— Given text —

★ ★ ★ ★

If you've never used a language with good support for sum types, they sound worthless.

That's definitely my experience, I never used a language featuring sum types before I started learning rust a few months ago but now I miss them as soon as I go back to C.

For those of you who are not yet enlightened here's a couple examples: I had to implement a time counter struct. It was either counting, in which case I would only store the date corresponding to the time 0 (and I would compute the current counter value by substracting the current time to this date instead of having to update the counter every second) or halted in which case I would just store the last counter value.

So my first try was:

    struct Counter {
        counting: bool,
        /// When counting is true
        tzero:      u32,
        /// When counting is false
        last_count: u32,
    }
Now of course, that's error prone and wasteful. Wasteful because you store two u32 when only one of them will be used at any given time and error prone because you have to be careful to always correctly check the value of counting before using one of the other values. You could save some space by using a single "tzero_or_last_count" u32 but that makes it even more error prone.

And then I saw the light:

    enum Counter {
        Counting(u32),
        Halted(u32),
    }
This does exactly what I needed: No wasted space since this only takes the space for a single u32 and then a little more for the tag, the equivalent of my counting flag above but handled by the language directly. And it's so much nicer to handle: the language won't let me access the underlying integers unless I match the enum which forces me to check. What was an implicit convention left for the coders to enforce is now checked by the compiler.

An other example I have is the following:

enum CacheState { Valid(Cache), Dirty, }

I can only access the Cache when it's not Dirty. In C or C++ you could get similar results by using encapsulation and have accessor functions that check the dirty flag but you have to implement and debug all that by yourself. With sum types it's built directly into the language.


As another illustrative example, let's say we want to create a library for working with mathematical expressions such as x^2 + 5*x. It's natural to define our data types like this:

    type
      FormulaKind = enum
        fkVar,        ## element is a variable like 'X'
        fkLit,        ## element is a literal like 0.1
        fkAdd,        ## element is an addition operation
        fkMul,        ## element is a multiplication operation
        fkExp         ## element is an exponentiation operation

    type
      Formula = ref object
        case kind: FormulaKind
        of fkVar: name: string
        of fkLit: value: float
        of fkAdd, fkMul, fkExp: left, right: Formula
Nim's enum [1] is an old-school typesafe enum, as in Ada, without any fields. To avoid name clashes, it's common to prefix the enum values with a two-letter abbreviation. The case part in the object declaration introduces a checked union. So the access of f.name will raise an exception if f.kind != fkVar.

[1] http://goran.krampe.se/2014/10/20/i-missed-nim/


That `enum Counter` example (and Either in general) is a union type and not a sum type. It's either Counting (with a u32) or Halted (with a u32) but never both at the same time.

★ ★ ★ ★

— Supplied data —
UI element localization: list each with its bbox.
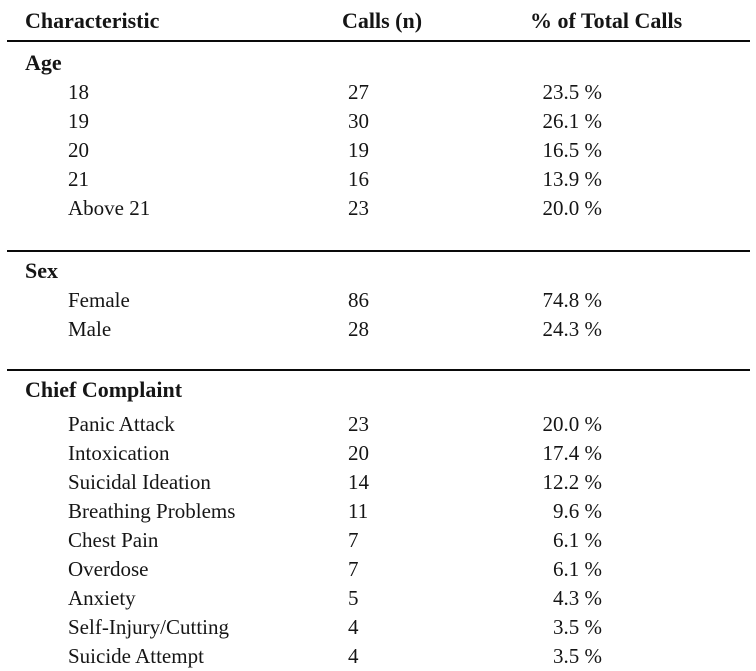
row-label: Anxiety <box>68 586 136 610</box>
row-label: 19 <box>68 109 89 133</box>
row-percent: 26.1 % <box>542 109 603 133</box>
column-header-percent: % of Total Calls <box>530 8 683 33</box>
row-percent: 3.5 % <box>553 615 602 639</box>
table-row: Suicidal Ideation 14 12.2 % <box>7 468 750 497</box>
table-row: Anxiety 5 4.3 % <box>7 584 750 613</box>
row-label: Male <box>68 317 112 341</box>
table-row: Intoxication 20 17.4 % <box>7 439 750 468</box>
section-title-age: Age <box>25 50 62 75</box>
section-chief-complaint: Chief Complaint Panic Attack 23 20.0 % I… <box>7 377 750 671</box>
row-percent: 12.2 % <box>542 470 603 494</box>
row-calls: 4 <box>348 644 359 668</box>
row-calls: 7 <box>348 557 359 581</box>
section-title-chief-complaint: Chief Complaint <box>25 377 183 402</box>
row-label: Intoxication <box>68 441 170 465</box>
row-percent: 16.5 % <box>542 138 603 162</box>
section-sex: Sex Female 86 74.8 % Male 28 24.3 % <box>7 258 750 344</box>
row-percent: 3.5 % <box>553 644 602 668</box>
horizontal-rule-middle-2 <box>7 369 750 371</box>
row-calls: 23 <box>348 196 369 220</box>
row-percent: 9.6 % <box>553 499 602 523</box>
row-calls: 23 <box>348 412 369 436</box>
column-header-characteristic: Characteristic <box>25 8 160 33</box>
row-label: 20 <box>68 138 89 162</box>
table-row: Breathing Problems 11 9.6 % <box>7 497 750 526</box>
row-percent: 13.9 % <box>542 167 603 191</box>
row-label: Suicide Attempt <box>68 644 204 668</box>
row-percent: 4.3 % <box>553 586 602 610</box>
row-calls: 7 <box>348 528 359 552</box>
row-calls: 14 <box>348 470 369 494</box>
row-label: 21 <box>68 167 89 191</box>
table-row: Overdose 7 6.1 % <box>7 555 750 584</box>
row-calls: 20 <box>348 441 369 465</box>
row-percent: 6.1 % <box>553 557 602 581</box>
table-row: Above 21 23 20.0 % <box>7 194 750 223</box>
section-age: Age 18 27 23.5 % 19 30 26.1 % 20 19 16.5… <box>7 50 750 223</box>
table-row: 18 27 23.5 % <box>7 78 750 107</box>
row-label: Breathing Problems <box>68 499 236 523</box>
row-percent: 6.1 % <box>553 528 602 552</box>
row-percent: 23.5 % <box>542 80 603 104</box>
row-calls: 11 <box>348 499 369 523</box>
row-label: 18 <box>68 80 89 104</box>
horizontal-rule-top <box>7 40 750 42</box>
row-calls: 28 <box>348 317 369 341</box>
row-percent: 17.4 % <box>542 441 603 465</box>
row-calls: 27 <box>348 80 369 104</box>
row-calls: 19 <box>348 138 369 162</box>
row-percent: 20.0 % <box>542 412 603 436</box>
row-label: Female <box>68 288 130 312</box>
row-label: Suicidal Ideation <box>68 470 211 494</box>
row-label: Above 21 <box>68 196 151 220</box>
column-header-calls: Calls (n) <box>342 8 423 33</box>
table-row: Male 28 24.3 % <box>7 315 750 344</box>
row-label: Panic Attack <box>68 412 175 436</box>
row-percent: 24.3 % <box>542 317 603 341</box>
table-header-row: Characteristic Calls (n) % of Total Call… <box>7 0 750 34</box>
row-calls: 5 <box>348 586 359 610</box>
row-label: Self-Injury/Cutting <box>68 615 229 639</box>
table-row: 21 16 13.9 % <box>7 165 750 194</box>
characteristics-table: Characteristic Calls (n) % of Total Call… <box>7 0 750 671</box>
row-label: Overdose <box>68 557 149 581</box>
table-row: 19 30 26.1 % <box>7 107 750 136</box>
section-title-sex: Sex <box>25 258 58 283</box>
row-percent: 20.0 % <box>542 196 603 220</box>
row-calls: 4 <box>348 615 359 639</box>
row-calls: 30 <box>348 109 369 133</box>
row-calls: 16 <box>348 167 369 191</box>
table-row: Panic Attack 23 20.0 % <box>7 410 750 439</box>
horizontal-rule-middle-1 <box>7 250 750 252</box>
row-label: Chest Pain <box>68 528 159 552</box>
table-row: 20 19 16.5 % <box>7 136 750 165</box>
table-row: Female 86 74.8 % <box>7 286 750 315</box>
table-row: Self-Injury/Cutting 4 3.5 % <box>7 613 750 642</box>
row-percent: 74.8 % <box>542 288 603 312</box>
row-calls: 86 <box>348 288 369 312</box>
table-row: Suicide Attempt 4 3.5 % <box>7 642 750 671</box>
table-row: Chest Pain 7 6.1 % <box>7 526 750 555</box>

★ ★ ★ ★

— What is required —
Reproduce word for word the part of the sum types discussion that runs from "And then I saw" up to and including "by the compiler.".

— Full response —
And then I saw the light:

    enum Counter {
        Counting(u32),
        Halted(u32),
    }
This does exactly what I needed: No wasted space since this only takes the space for a single u32 and then a little more for the tag, the equivalent of my counting flag above but handled by the language directly. And it's so much nicer to handle: the language won't let me access the underlying integers unless I match the enum which forces me to check. What was an implicit convention left for the coders to enforce is now checked by the compiler.